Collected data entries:
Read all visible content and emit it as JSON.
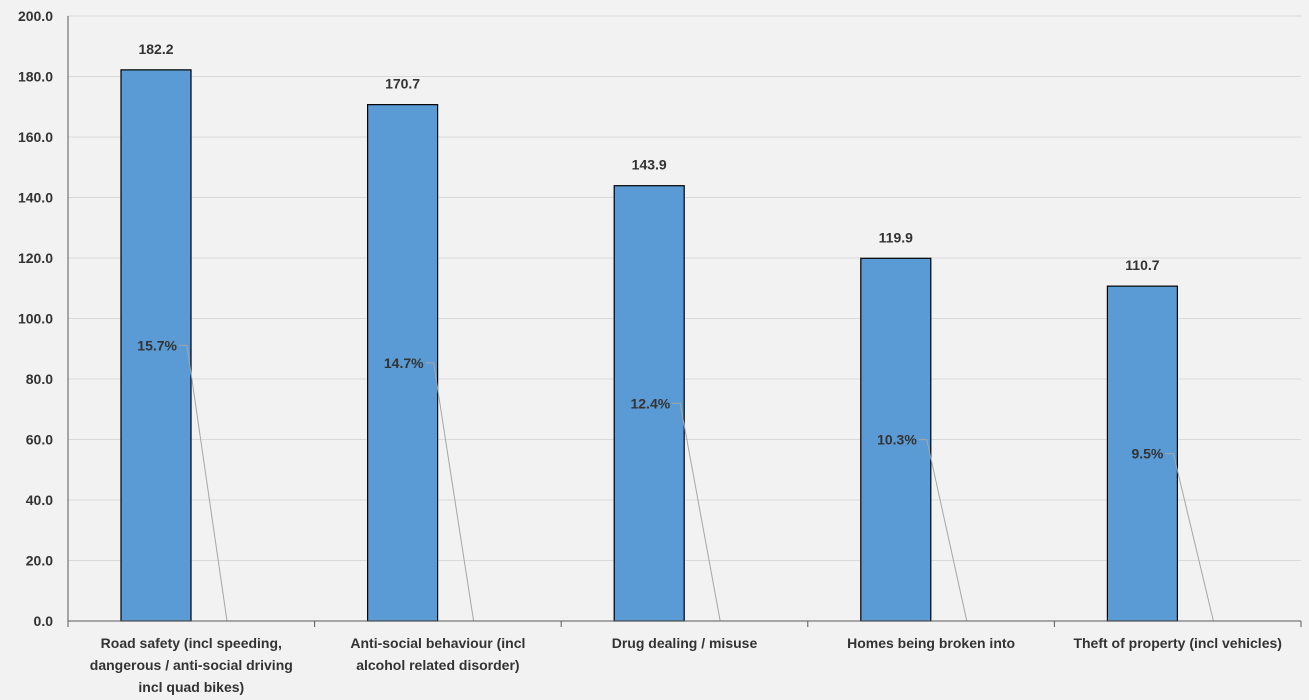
{
  "chart_data": {
    "type": "bar",
    "categories": [
      [
        "Road safety (incl speeding,",
        "dangerous / anti-social driving",
        "incl quad bikes)"
      ],
      [
        "Anti-social behaviour (incl",
        "alcohol related disorder)"
      ],
      [
        "Drug dealing / misuse"
      ],
      [
        "Homes being broken into"
      ],
      [
        "Theft of property (incl vehicles)"
      ]
    ],
    "series": [
      {
        "values": [
          182.2,
          170.7,
          143.9,
          119.9,
          110.7
        ]
      }
    ],
    "value_labels": [
      "182.2",
      "170.7",
      "143.9",
      "119.9",
      "110.7"
    ],
    "percent_labels": [
      "15.7%",
      "14.7%",
      "12.4%",
      "10.3%",
      "9.5%"
    ],
    "ylim": [
      0,
      200
    ],
    "y_ticks": [
      "0.0",
      "20.0",
      "40.0",
      "60.0",
      "80.0",
      "100.0",
      "120.0",
      "140.0",
      "160.0",
      "180.0",
      "200.0"
    ],
    "grid": true,
    "legend": "none",
    "title": "",
    "xlabel": "",
    "ylabel": ""
  },
  "colors": {
    "background": "#f2f2f2",
    "bar_fill": "#5b9bd5",
    "bar_stroke": "#000000",
    "grid": "#d9d9d9",
    "axis": "#595959",
    "leader": "#a6a6a6",
    "text": "#333333"
  }
}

What is expected: Copy each line of the records that contains the word "incl".

Solution:
        "Road safety (incl speeding,",
        "incl quad bikes)"
        "Anti-social behaviour (incl",
        "Theft of property (incl vehicles)"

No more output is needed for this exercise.